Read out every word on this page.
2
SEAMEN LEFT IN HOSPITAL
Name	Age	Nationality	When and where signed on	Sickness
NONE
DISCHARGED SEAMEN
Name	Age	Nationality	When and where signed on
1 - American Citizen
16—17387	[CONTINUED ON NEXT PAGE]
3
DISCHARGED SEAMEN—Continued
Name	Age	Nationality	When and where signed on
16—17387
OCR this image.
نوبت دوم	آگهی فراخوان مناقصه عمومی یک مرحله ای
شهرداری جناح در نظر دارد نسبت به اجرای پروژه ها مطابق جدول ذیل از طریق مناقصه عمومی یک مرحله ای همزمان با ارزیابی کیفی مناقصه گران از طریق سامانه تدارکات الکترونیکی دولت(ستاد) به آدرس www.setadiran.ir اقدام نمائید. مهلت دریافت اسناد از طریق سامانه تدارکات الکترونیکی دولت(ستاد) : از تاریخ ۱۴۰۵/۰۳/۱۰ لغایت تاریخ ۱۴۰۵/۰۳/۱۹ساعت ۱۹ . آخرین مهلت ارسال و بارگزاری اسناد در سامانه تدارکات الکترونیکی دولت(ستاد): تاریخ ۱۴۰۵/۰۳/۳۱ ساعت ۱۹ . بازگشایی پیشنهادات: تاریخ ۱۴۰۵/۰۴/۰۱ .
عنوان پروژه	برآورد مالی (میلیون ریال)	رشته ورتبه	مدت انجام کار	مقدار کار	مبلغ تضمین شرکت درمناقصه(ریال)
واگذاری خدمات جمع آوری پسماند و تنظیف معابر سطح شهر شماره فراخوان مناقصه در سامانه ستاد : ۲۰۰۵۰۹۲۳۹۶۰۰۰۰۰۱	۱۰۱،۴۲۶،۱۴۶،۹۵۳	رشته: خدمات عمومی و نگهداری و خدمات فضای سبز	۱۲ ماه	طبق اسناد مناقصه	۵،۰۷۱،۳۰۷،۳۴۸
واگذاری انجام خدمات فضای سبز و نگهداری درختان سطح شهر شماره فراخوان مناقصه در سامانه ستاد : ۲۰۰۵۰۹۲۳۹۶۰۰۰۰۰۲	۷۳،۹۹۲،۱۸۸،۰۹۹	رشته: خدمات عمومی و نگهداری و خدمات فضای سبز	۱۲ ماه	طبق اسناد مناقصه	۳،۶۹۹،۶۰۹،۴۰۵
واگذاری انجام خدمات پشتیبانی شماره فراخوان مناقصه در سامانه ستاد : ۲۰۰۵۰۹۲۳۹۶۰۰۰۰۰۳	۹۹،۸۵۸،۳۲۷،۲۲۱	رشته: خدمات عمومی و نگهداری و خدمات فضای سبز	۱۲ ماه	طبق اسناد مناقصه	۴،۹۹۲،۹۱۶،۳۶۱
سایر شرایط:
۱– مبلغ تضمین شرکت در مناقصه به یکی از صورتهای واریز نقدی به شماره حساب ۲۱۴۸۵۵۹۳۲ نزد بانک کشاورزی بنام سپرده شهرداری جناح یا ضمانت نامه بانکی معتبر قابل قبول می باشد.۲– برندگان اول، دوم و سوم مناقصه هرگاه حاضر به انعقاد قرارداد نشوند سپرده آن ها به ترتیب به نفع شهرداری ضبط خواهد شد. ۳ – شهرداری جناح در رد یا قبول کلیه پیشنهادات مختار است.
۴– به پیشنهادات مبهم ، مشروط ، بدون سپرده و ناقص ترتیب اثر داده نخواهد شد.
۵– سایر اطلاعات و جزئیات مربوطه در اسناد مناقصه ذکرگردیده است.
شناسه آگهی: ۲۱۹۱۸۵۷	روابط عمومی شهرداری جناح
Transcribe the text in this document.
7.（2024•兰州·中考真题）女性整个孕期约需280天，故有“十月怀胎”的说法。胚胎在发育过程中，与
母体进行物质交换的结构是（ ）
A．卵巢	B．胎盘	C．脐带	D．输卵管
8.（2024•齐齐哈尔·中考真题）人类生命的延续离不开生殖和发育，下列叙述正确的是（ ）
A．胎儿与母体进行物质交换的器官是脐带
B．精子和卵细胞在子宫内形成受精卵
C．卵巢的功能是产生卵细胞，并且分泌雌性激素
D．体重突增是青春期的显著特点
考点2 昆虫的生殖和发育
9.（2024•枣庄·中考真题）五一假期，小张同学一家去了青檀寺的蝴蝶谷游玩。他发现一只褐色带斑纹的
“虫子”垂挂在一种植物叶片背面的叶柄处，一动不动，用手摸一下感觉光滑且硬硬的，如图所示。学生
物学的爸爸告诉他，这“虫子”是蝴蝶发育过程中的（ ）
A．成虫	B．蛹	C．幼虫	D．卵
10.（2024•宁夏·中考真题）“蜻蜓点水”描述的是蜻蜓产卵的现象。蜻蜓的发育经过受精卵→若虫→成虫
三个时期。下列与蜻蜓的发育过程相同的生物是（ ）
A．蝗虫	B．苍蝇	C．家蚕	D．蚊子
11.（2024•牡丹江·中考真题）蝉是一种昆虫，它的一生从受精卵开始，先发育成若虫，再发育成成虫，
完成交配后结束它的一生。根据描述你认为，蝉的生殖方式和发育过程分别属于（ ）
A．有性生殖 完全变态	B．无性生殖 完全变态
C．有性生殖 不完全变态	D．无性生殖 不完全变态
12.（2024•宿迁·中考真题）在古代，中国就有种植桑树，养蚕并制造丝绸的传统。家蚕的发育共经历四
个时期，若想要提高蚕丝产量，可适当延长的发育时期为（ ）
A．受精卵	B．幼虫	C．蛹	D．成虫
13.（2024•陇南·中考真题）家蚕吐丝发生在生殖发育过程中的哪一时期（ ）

> [To do]: Using the listing above, state the number of lines that hold "جناح", with no other text.

> [Answer to the problem]: 3